**Problem details:** Below is a listing to transcribe in full and exactly; keep the pictures out.

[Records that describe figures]
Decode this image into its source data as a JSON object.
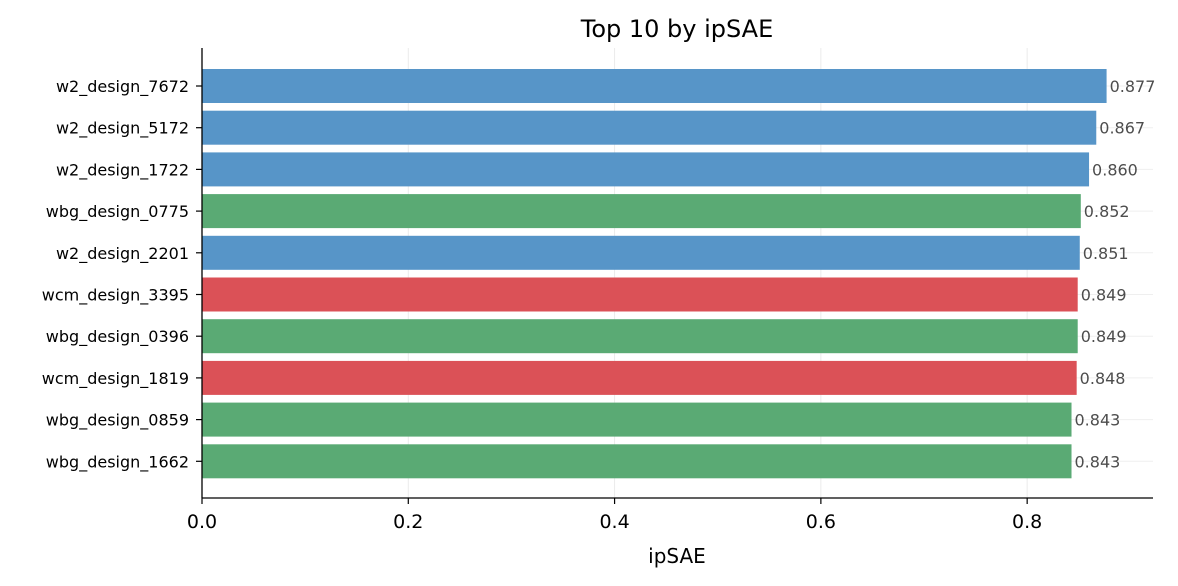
{
  "chart_data": {
    "type": "bar",
    "orientation": "horizontal",
    "title": "Top 10 by ipSAE",
    "xlabel": "ipSAE",
    "ylabel": "",
    "xlim": [
      0,
      0.922
    ],
    "x_ticks": [
      "0.0",
      "0.2",
      "0.4",
      "0.6",
      "0.8"
    ],
    "grid": true,
    "categories": [
      "w2_design_7672",
      "w2_design_5172",
      "w2_design_1722",
      "wbg_design_0775",
      "w2_design_2201",
      "wcm_design_3395",
      "wbg_design_0396",
      "wcm_design_1819",
      "wbg_design_0859",
      "wbg_design_1662"
    ],
    "values": [
      0.877,
      0.867,
      0.86,
      0.852,
      0.851,
      0.849,
      0.849,
      0.848,
      0.843,
      0.843
    ],
    "value_labels": [
      "0.877",
      "0.867",
      "0.860",
      "0.852",
      "0.851",
      "0.849",
      "0.849",
      "0.848",
      "0.843",
      "0.843"
    ],
    "group_colors": {
      "w2": "#5795c8",
      "wbg": "#5aaa74",
      "wcm": "#db5157"
    }
  }
}
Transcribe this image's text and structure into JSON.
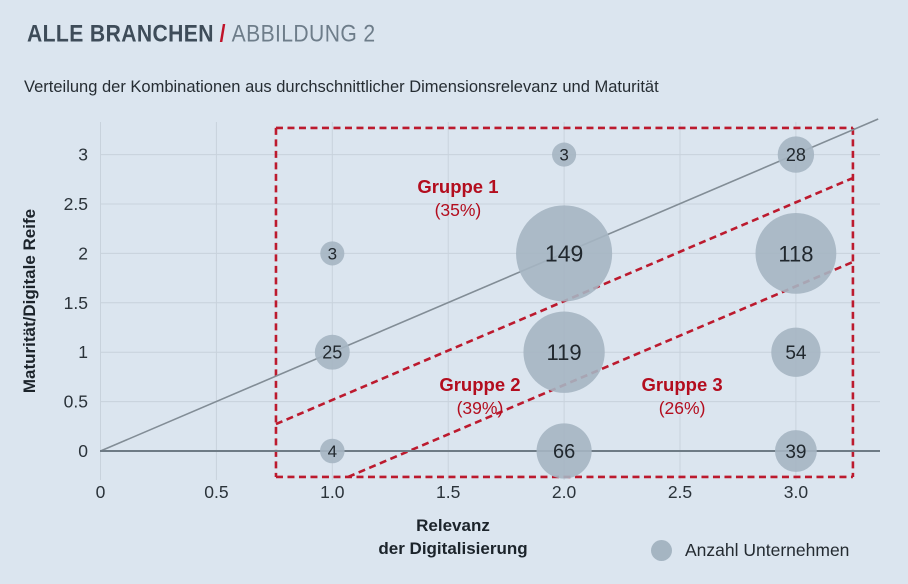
{
  "header": {
    "title_main": "ALLE BRANCHEN",
    "title_sep": "/",
    "title_sub": "ABBILDUNG 2",
    "subtitle": "Verteilung der Kombinationen aus durchschnittlicher Dimensionsrelevanz und Maturität"
  },
  "colors": {
    "background": "#dbe5ef",
    "grid": "#c8d2dc",
    "axis_line": "#6e7b85",
    "identity_line": "#828d96",
    "bubble_fill": "#a5b5c2",
    "bubble_text": "#21282e",
    "red_dash": "#bc1a2e",
    "red_label": "#b30d1e",
    "tick_text": "#2b333a"
  },
  "chart_data": {
    "type": "scatter",
    "subtype": "bubble",
    "title": "Verteilung der Kombinationen aus durchschnittlicher Dimensionsrelevanz und Maturität",
    "xlabel": "Relevanz der Digitalisierung",
    "xlabel_lines": [
      "Relevanz",
      "der Digitalisierung"
    ],
    "ylabel": "Maturität/Digitale Reife",
    "x_ticks": [
      {
        "v": 0,
        "label": "0"
      },
      {
        "v": 0.5,
        "label": "0.5"
      },
      {
        "v": 1,
        "label": "1.0"
      },
      {
        "v": 1.5,
        "label": "1.5"
      },
      {
        "v": 2,
        "label": "2.0"
      },
      {
        "v": 2.5,
        "label": "2.5"
      },
      {
        "v": 3,
        "label": "3.0"
      }
    ],
    "y_ticks": [
      {
        "v": 0,
        "label": "0"
      },
      {
        "v": 0.5,
        "label": "0.5"
      },
      {
        "v": 1,
        "label": "1"
      },
      {
        "v": 1.5,
        "label": "1.5"
      },
      {
        "v": 2,
        "label": "2"
      },
      {
        "v": 2.5,
        "label": "2.5"
      },
      {
        "v": 3,
        "label": "3"
      }
    ],
    "xlim": [
      0,
      3.36
    ],
    "ylim": [
      -0.3,
      3.33
    ],
    "grid": true,
    "bubbles": [
      {
        "x": 1,
        "y": 0,
        "n": 4
      },
      {
        "x": 2,
        "y": 0,
        "n": 66
      },
      {
        "x": 3,
        "y": 0,
        "n": 39
      },
      {
        "x": 1,
        "y": 1,
        "n": 25
      },
      {
        "x": 2,
        "y": 1,
        "n": 119
      },
      {
        "x": 3,
        "y": 1,
        "n": 54
      },
      {
        "x": 1,
        "y": 2,
        "n": 3
      },
      {
        "x": 2,
        "y": 2,
        "n": 149
      },
      {
        "x": 3,
        "y": 2,
        "n": 118
      },
      {
        "x": 2,
        "y": 3,
        "n": 3
      },
      {
        "x": 3,
        "y": 3,
        "n": 28
      }
    ],
    "identity_line": {
      "from": [
        0,
        0
      ],
      "to": [
        3.355,
        3.36
      ]
    },
    "group_boundary": {
      "rect": {
        "x0": 0.757,
        "x1": 3.246,
        "y0": -0.263,
        "y1": 3.27
      },
      "diag1": {
        "from": [
          0.757,
          0.273
        ],
        "to": [
          3.246,
          2.763
        ]
      },
      "diag2": {
        "from": [
          1.068,
          -0.263
        ],
        "to": [
          3.246,
          1.913
        ]
      }
    },
    "groups": [
      {
        "label": "Gruppe 1",
        "pct": "(35%)",
        "x": 1.542,
        "y": 2.672
      },
      {
        "label": "Gruppe 2",
        "pct": "(39%)",
        "x": 1.637,
        "y": 0.668
      },
      {
        "label": "Gruppe 3",
        "pct": "(26%)",
        "x": 2.509,
        "y": 0.668
      }
    ],
    "legend": {
      "label": "Anzahl Unternehmen",
      "position": "bottom-right"
    }
  }
}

**Final result:**
Decode this image into its source data as a JSON object.
{
  "chart_data": {
    "type": "bar",
    "orientation": "horizontal",
    "title": "Top 10 by ipSAE",
    "xlabel": "ipSAE",
    "ylabel": "",
    "xlim": [
      0,
      0.922
    ],
    "x_ticks": [
      "0.0",
      "0.2",
      "0.4",
      "0.6",
      "0.8"
    ],
    "grid": true,
    "categories": [
      "w2_design_7672",
      "w2_design_5172",
      "w2_design_1722",
      "wbg_design_0775",
      "w2_design_2201",
      "wcm_design_3395",
      "wbg_design_0396",
      "wcm_design_1819",
      "wbg_design_0859",
      "wbg_design_1662"
    ],
    "values": [
      0.877,
      0.867,
      0.86,
      0.852,
      0.851,
      0.849,
      0.849,
      0.848,
      0.843,
      0.843
    ],
    "value_labels": [
      "0.877",
      "0.867",
      "0.860",
      "0.852",
      "0.851",
      "0.849",
      "0.849",
      "0.848",
      "0.843",
      "0.843"
    ],
    "group_colors": {
      "w2": "#5795c8",
      "wbg": "#5aaa74",
      "wcm": "#db5157"
    }
  }
}
Transcribe this image's text and structure into JSON.
{
  "header": {
    "title_main": "ALLE BRANCHEN",
    "title_sep": "/",
    "title_sub": "ABBILDUNG 2",
    "subtitle": "Verteilung der Kombinationen aus durchschnittlicher Dimensionsrelevanz und Maturität"
  },
  "colors": {
    "background": "#dbe5ef",
    "grid": "#c8d2dc",
    "axis_line": "#6e7b85",
    "identity_line": "#828d96",
    "bubble_fill": "#a5b5c2",
    "bubble_text": "#21282e",
    "red_dash": "#bc1a2e",
    "red_label": "#b30d1e",
    "tick_text": "#2b333a"
  },
  "chart_data": {
    "type": "scatter",
    "subtype": "bubble",
    "title": "Verteilung der Kombinationen aus durchschnittlicher Dimensionsrelevanz und Maturität",
    "xlabel": "Relevanz der Digitalisierung",
    "xlabel_lines": [
      "Relevanz",
      "der Digitalisierung"
    ],
    "ylabel": "Maturität/Digitale Reife",
    "x_ticks": [
      {
        "v": 0,
        "label": "0"
      },
      {
        "v": 0.5,
        "label": "0.5"
      },
      {
        "v": 1,
        "label": "1.0"
      },
      {
        "v": 1.5,
        "label": "1.5"
      },
      {
        "v": 2,
        "label": "2.0"
      },
      {
        "v": 2.5,
        "label": "2.5"
      },
      {
        "v": 3,
        "label": "3.0"
      }
    ],
    "y_ticks": [
      {
        "v": 0,
        "label": "0"
      },
      {
        "v": 0.5,
        "label": "0.5"
      },
      {
        "v": 1,
        "label": "1"
      },
      {
        "v": 1.5,
        "label": "1.5"
      },
      {
        "v": 2,
        "label": "2"
      },
      {
        "v": 2.5,
        "label": "2.5"
      },
      {
        "v": 3,
        "label": "3"
      }
    ],
    "xlim": [
      0,
      3.36
    ],
    "ylim": [
      -0.3,
      3.33
    ],
    "grid": true,
    "bubbles": [
      {
        "x": 1,
        "y": 0,
        "n": 4
      },
      {
        "x": 2,
        "y": 0,
        "n": 66
      },
      {
        "x": 3,
        "y": 0,
        "n": 39
      },
      {
        "x": 1,
        "y": 1,
        "n": 25
      },
      {
        "x": 2,
        "y": 1,
        "n": 119
      },
      {
        "x": 3,
        "y": 1,
        "n": 54
      },
      {
        "x": 1,
        "y": 2,
        "n": 3
      },
      {
        "x": 2,
        "y": 2,
        "n": 149
      },
      {
        "x": 3,
        "y": 2,
        "n": 118
      },
      {
        "x": 2,
        "y": 3,
        "n": 3
      },
      {
        "x": 3,
        "y": 3,
        "n": 28
      }
    ],
    "identity_line": {
      "from": [
        0,
        0
      ],
      "to": [
        3.355,
        3.36
      ]
    },
    "group_boundary": {
      "rect": {
        "x0": 0.757,
        "x1": 3.246,
        "y0": -0.263,
        "y1": 3.27
      },
      "diag1": {
        "from": [
          0.757,
          0.273
        ],
        "to": [
          3.246,
          2.763
        ]
      },
      "diag2": {
        "from": [
          1.068,
          -0.263
        ],
        "to": [
          3.246,
          1.913
        ]
      }
    },
    "groups": [
      {
        "label": "Gruppe 1",
        "pct": "(35%)",
        "x": 1.542,
        "y": 2.672
      },
      {
        "label": "Gruppe 2",
        "pct": "(39%)",
        "x": 1.637,
        "y": 0.668
      },
      {
        "label": "Gruppe 3",
        "pct": "(26%)",
        "x": 2.509,
        "y": 0.668
      }
    ],
    "legend": {
      "label": "Anzahl Unternehmen",
      "position": "bottom-right"
    }
  }
}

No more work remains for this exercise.